**** Source text
Harassment, intimidation, and physical violence against religious and ethnic minorities is on the rise. And some experts worry that the Trump administration is making things worse.

The attack on a Portland, Ore., commuter train by a knife-wielding white nationalist who was screaming anti-Muslim insults overshadowed other recent crimes apparently motivated by bigotry — including a machete attack against a black man in California and the killing of a Native American man by the driver of a pickup truck who was terrorizing a group of picnicking friends.

Just outside Washington, D.C., recently, an African-American student on the verge of graduating from college was murdered by a white student who was reportedly a member of an online “alt-Reich” {neo-Nazi} group. Nooses have been placed in a number of prominent locations, including the National Museum of African American History and Culture.
********
**** Extracted material
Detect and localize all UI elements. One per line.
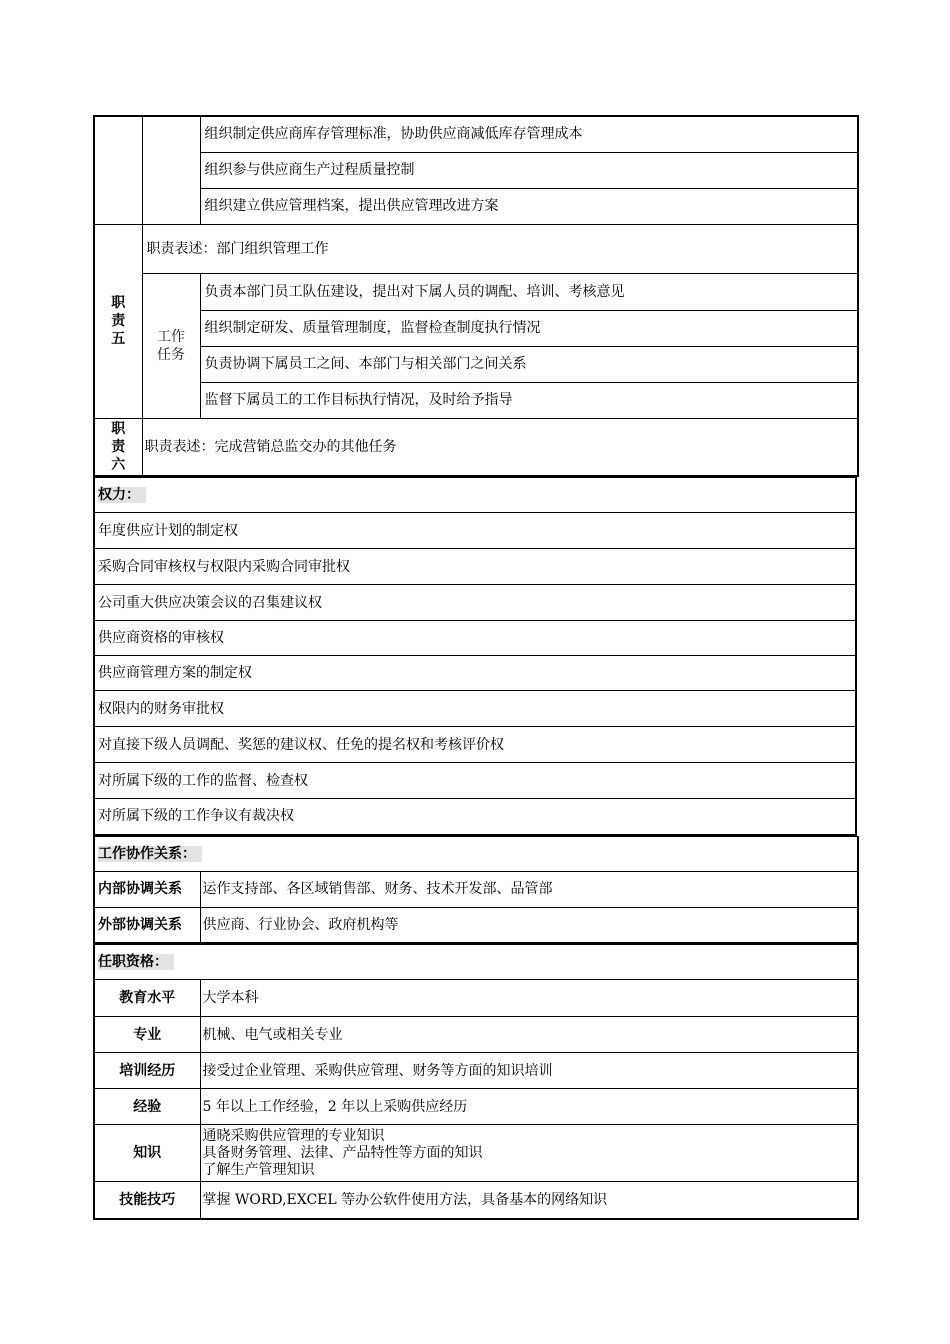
qualification-value: 机械、电气或相关专业 — [200, 1017, 858, 1053]
duty-task-item: 组织参与供应商生产过程质量控制 — [200, 152, 858, 188]
qualification-label: 技能技巧 — [94, 1182, 200, 1219]
authority-item: 供应商资格的审核权 — [94, 621, 856, 656]
authority-item: 对所属下级的工作争议有裁决权 — [94, 799, 856, 835]
authority-heading-text: 权力： — [98, 487, 146, 503]
duty-prev-label-cell — [94, 116, 142, 224]
cooperation-heading-text: 工作协作关系： — [98, 846, 202, 862]
qualification-value: 接受过企业管理、采购供应管理、财务等方面的知识培训 — [200, 1053, 858, 1089]
duty6-label: 职 责 六 — [94, 418, 142, 476]
duty-task-item: 组织制定供应商库存管理标准，协助供应商减低库存管理成本 — [200, 116, 858, 152]
duties-table — [93, 115, 859, 477]
qualification-label: 经验 — [94, 1089, 200, 1125]
qualification-label: 专业 — [94, 1017, 200, 1053]
qualifications-heading — [94, 945, 858, 980]
authority-item: 对所属下级的工作的监督、检查权 — [94, 763, 856, 799]
duty5-task-label: 工作 任务 — [142, 273, 200, 418]
duty-task-item: 负责本部门员工队伍建设，提出对下属人员的调配、培训、考核意见 — [200, 273, 858, 310]
external-relation-label: 外部协调关系 — [94, 907, 200, 943]
job-description-document — [93, 115, 857, 1220]
qualifications-table — [93, 944, 859, 1220]
duty-prev-task-label-cell — [142, 116, 200, 224]
duty-task-item: 组织建立供应管理档案，提出供应管理改进方案 — [200, 188, 858, 224]
internal-relation-label: 内部协调关系 — [94, 871, 200, 907]
cooperation-heading — [94, 836, 858, 871]
cooperation-table — [93, 836, 859, 945]
internal-relation-value: 运作支持部、各区域销售部、财务、技术开发部、品管部 — [200, 871, 858, 907]
duty6-description: 职责表述：完成营销总监交办的其他任务 — [142, 418, 858, 476]
authority-item: 公司重大供应决策会议的召集建议权 — [94, 585, 856, 621]
qualification-value: 掌握 WORD,EXCEL 等办公软件使用方法，具备基本的网络知识 — [200, 1182, 858, 1219]
qualifications-heading-text: 任职资格： — [98, 954, 174, 970]
authority-heading — [94, 478, 856, 513]
authority-table — [93, 477, 857, 836]
qualification-label: 知识 — [94, 1125, 200, 1182]
duty-task-item: 负责协调下属员工之间、本部门与相关部门之间关系 — [200, 346, 858, 382]
qualification-value: 通晓采购供应管理的专业知识 具备财务管理、法律、产品特性等方面的知识 了解生产管理知识 — [200, 1125, 858, 1182]
authority-item: 供应商管理方案的制定权 — [94, 656, 856, 691]
duty-task-item: 监督下属员工的工作目标执行情况，及时给予指导 — [200, 382, 858, 418]
duty5-description: 职责表述：部门组织管理工作 — [142, 224, 858, 273]
qualification-value: 大学本科 — [200, 980, 858, 1017]
external-relation-value: 供应商、行业协会、政府机构等 — [200, 907, 858, 943]
duty-task-item: 组织制定研发、质量管理制度，监督检查制度执行情况 — [200, 310, 858, 346]
qualification-label: 教育水平 — [94, 980, 200, 1017]
authority-item: 采购合同审核权与权限内采购合同审批权 — [94, 549, 856, 585]
authority-item: 对直接下级人员调配、奖惩的建议权、任免的提名权和考核评价权 — [94, 727, 856, 763]
qualification-value: 5 年以上工作经验，2 年以上采购供应经历 — [200, 1089, 858, 1125]
duty5-label: 职 责 五 — [94, 224, 142, 418]
qualification-label: 培训经历 — [94, 1053, 200, 1089]
authority-item: 年度供应计划的制定权 — [94, 513, 856, 549]
authority-item: 权限内的财务审批权 — [94, 691, 856, 727]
********
Task objective — Continue the article on rising violence against religious and ethnic minorities, starting right after its final sentence.

Written answer —
The Southern Poverty Law Center documented almost 900 reports of harassment and intimidation in the immediate aftermath of the 2016 election. “Many harassers invoked Trump’s name during assaults,” the SPLC reported, “making it clear that the outbreak of hate stemmed in large part from his electoral success.”

Similarly, the Anti-Defamation League reported that anti-Semitic incidents in the U.S. jumped 86 percent in the first quarter of 2017. There’s also been a surge in violent attacks on Indian Americans and Sikhs, sometimes by people mistakenly identifying them as Muslims or Arabs.

What’s going on?

Violence motivated by bigotry obviously didn’t begin with Trump. But there’s no question that Trump’s rise has inflamed racial resentments and unleashed something dangerous. His campaign excited white nationalists, beginning with his first speech vilifying Mexican immigrants and continuing with his call for a ban on Muslims entering the country.

Trump’s suggestion that the Indiana-born Judge Gonzalo Curiel couldn’t rule fairly because of his family’s Mexican origins sent a signal: Real, trustworthy Americans are white. Trump’s close alliance with some conservative Christian leaders sends another signal: Real Americans are Christians.

Some hateful people take these signals as permission to openly express and act on bigotries that were previously understood to be unacceptable.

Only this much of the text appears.